== DATA ROWS ==

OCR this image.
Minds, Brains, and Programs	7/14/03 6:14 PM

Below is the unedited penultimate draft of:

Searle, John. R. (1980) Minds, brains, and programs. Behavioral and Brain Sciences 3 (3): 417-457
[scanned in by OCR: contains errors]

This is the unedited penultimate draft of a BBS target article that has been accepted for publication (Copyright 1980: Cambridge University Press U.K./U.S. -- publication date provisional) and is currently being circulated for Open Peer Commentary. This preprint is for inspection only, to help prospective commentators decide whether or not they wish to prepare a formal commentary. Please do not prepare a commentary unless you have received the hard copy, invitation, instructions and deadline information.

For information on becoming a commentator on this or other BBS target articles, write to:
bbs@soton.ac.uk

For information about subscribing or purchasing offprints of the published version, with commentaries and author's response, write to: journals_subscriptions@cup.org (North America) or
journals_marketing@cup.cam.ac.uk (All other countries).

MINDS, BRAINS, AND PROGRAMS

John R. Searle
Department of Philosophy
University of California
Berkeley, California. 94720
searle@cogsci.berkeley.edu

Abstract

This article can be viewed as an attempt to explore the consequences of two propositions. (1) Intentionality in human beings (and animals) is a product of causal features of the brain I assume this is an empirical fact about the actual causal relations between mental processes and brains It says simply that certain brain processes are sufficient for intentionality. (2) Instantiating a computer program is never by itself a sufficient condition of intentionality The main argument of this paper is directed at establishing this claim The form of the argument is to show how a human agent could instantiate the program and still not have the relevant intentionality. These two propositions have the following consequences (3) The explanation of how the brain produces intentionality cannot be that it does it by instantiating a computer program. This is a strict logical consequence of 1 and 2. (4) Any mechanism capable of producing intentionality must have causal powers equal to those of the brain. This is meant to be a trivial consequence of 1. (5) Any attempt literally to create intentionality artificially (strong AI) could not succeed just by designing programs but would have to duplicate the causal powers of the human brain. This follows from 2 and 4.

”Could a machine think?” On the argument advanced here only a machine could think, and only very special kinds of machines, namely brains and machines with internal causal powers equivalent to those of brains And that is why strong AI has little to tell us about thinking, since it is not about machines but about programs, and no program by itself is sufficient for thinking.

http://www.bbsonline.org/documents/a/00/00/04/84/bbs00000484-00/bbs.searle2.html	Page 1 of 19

===

Retype the material above, line by line, exactly.

OCR this image.
Minds, Brains, and Programs	7/14/03 6:14 PM

Below is the unedited penultimate draft of:

Searle, John. R. (1980) Minds, brains, and programs. Behavioral and Brain Sciences 3 (3): 417-457
[scanned in by OCR: contains errors]

This is the unedited penultimate draft of a BBS target article that has been accepted for publication (Copyright 1980: Cambridge University Press U.K./U.S. -- publication date provisional) and is currently being circulated for Open Peer Commentary. This preprint is for inspection only, to help prospective commentators decide whether or not they wish to prepare a formal commentary. Please do not prepare a commentary unless you have received the hard copy, invitation, instructions and deadline information.

For information on becoming a commentator on this or other BBS target articles, write to:
bbs@soton.ac.uk

For information about subscribing or purchasing offprints of the published version, with commentaries and author's response, write to: journals_subscriptions@cup.org (North America) or
journals_marketing@cup.cam.ac.uk (All other countries).

MINDS, BRAINS, AND PROGRAMS

John R. Searle
Department of Philosophy
University of California
Berkeley, California. 94720
searle@cogsci.berkeley.edu

Abstract

This article can be viewed as an attempt to explore the consequences of two propositions. (1) Intentionality in human beings (and animals) is a product of causal features of the brain I assume this is an empirical fact about the actual causal relations between mental processes and brains It says simply that certain brain processes are sufficient for intentionality. (2) Instantiating a computer program is never by itself a sufficient condition of intentionality The main argument of this paper is directed at establishing this claim The form of the argument is to show how a human agent could instantiate the program and still not have the relevant intentionality. These two propositions have the following consequences (3) The explanation of how the brain produces intentionality cannot be that it does it by instantiating a computer program. This is a strict logical consequence of 1 and 2. (4) Any mechanism capable of producing intentionality must have causal powers equal to those of the brain. This is meant to be a trivial consequence of 1. (5) Any attempt literally to create intentionality artificially (strong AI) could not succeed just by designing programs but would have to duplicate the causal powers of the human brain. This follows from 2 and 4.

”Could a machine think?” On the argument advanced here only a machine could think, and only very special kinds of machines, namely brains and machines with internal causal powers equivalent to those of brains And that is why strong AI has little to tell us about thinking, since it is not about machines but about programs, and no program by itself is sufficient for thinking.

http://www.bbsonline.org/documents/a/00/00/04/84/bbs00000484-00/bbs.searle2.html	Page 1 of 19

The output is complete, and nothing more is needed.